Work to be completed
Every record should be written out exactly, please.

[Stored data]

+--

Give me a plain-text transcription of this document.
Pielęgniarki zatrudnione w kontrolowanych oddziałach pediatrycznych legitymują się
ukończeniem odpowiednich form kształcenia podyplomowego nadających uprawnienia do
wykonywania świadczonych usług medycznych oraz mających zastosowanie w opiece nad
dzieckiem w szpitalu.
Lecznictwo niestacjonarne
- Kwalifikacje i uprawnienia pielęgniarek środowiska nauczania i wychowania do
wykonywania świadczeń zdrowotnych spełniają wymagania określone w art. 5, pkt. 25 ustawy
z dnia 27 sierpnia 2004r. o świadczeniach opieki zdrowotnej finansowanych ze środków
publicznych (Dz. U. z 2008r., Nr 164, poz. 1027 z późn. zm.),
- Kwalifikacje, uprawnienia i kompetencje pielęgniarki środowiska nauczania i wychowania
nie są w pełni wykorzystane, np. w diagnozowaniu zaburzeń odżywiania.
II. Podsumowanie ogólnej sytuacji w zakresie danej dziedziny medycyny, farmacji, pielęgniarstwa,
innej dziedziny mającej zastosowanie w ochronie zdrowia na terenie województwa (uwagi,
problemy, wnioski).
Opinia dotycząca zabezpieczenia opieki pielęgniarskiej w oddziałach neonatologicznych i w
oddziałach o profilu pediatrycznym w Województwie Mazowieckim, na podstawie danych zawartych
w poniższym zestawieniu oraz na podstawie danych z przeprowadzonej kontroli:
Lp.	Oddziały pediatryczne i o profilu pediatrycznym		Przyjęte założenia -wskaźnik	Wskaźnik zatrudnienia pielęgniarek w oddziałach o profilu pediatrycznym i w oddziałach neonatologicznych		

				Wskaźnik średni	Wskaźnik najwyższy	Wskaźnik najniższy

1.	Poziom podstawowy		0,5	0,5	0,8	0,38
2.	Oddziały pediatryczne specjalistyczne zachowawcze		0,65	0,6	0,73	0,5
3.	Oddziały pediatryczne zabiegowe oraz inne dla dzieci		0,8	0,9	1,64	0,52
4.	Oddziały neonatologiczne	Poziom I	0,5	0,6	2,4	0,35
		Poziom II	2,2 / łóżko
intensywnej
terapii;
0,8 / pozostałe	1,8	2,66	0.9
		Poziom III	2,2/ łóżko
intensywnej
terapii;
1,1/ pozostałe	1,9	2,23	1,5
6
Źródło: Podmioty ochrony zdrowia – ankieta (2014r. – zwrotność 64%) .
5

+--

Exercise solution
Give me a plain-text transcription of this document.
Pielęgniarki zatrudnione w kontrolowanych oddziałach pediatrycznych legitymują się
ukończeniem odpowiednich form kształcenia podyplomowego nadających uprawnienia do
wykonywania świadczonych usług medycznych oraz mających zastosowanie w opiece nad
dzieckiem w szpitalu.
Lecznictwo niestacjonarne
- Kwalifikacje i uprawnienia pielęgniarek środowiska nauczania i wychowania do
wykonywania świadczeń zdrowotnych spełniają wymagania określone w art. 5, pkt. 25 ustawy
z dnia 27 sierpnia 2004r. o świadczeniach opieki zdrowotnej finansowanych ze środków
publicznych (Dz. U. z 2008r., Nr 164, poz. 1027 z późn. zm.),
- Kwalifikacje, uprawnienia i kompetencje pielęgniarki środowiska nauczania i wychowania
nie są w pełni wykorzystane, np. w diagnozowaniu zaburzeń odżywiania.
II. Podsumowanie ogólnej sytuacji w zakresie danej dziedziny medycyny, farmacji, pielęgniarstwa,
innej dziedziny mającej zastosowanie w ochronie zdrowia na terenie województwa (uwagi,
problemy, wnioski).
Opinia dotycząca zabezpieczenia opieki pielęgniarskiej w oddziałach neonatologicznych i w
oddziałach o profilu pediatrycznym w Województwie Mazowieckim, na podstawie danych zawartych
w poniższym zestawieniu oraz na podstawie danych z przeprowadzonej kontroli:
Lp.	Oddziały pediatryczne i o profilu pediatrycznym		Przyjęte założenia -wskaźnik	Wskaźnik zatrudnienia pielęgniarek w oddziałach o profilu pediatrycznym i w oddziałach neonatologicznych		

				Wskaźnik średni	Wskaźnik najwyższy	Wskaźnik najniższy

1.	Poziom podstawowy		0,5	0,5	0,8	0,38
2.	Oddziały pediatryczne specjalistyczne zachowawcze		0,65	0,6	0,73	0,5
3.	Oddziały pediatryczne zabiegowe oraz inne dla dzieci		0,8	0,9	1,64	0,52
4.	Oddziały neonatologiczne	Poziom I	0,5	0,6	2,4	0,35
		Poziom II	2,2 / łóżko
intensywnej
terapii;
0,8 / pozostałe	1,8	2,66	0.9
		Poziom III	2,2/ łóżko
intensywnej
terapii;
1,1/ pozostałe	1,9	2,23	1,5
6
Źródło: Podmioty ochrony zdrowia – ankieta (2014r. – zwrotność 64%) .
5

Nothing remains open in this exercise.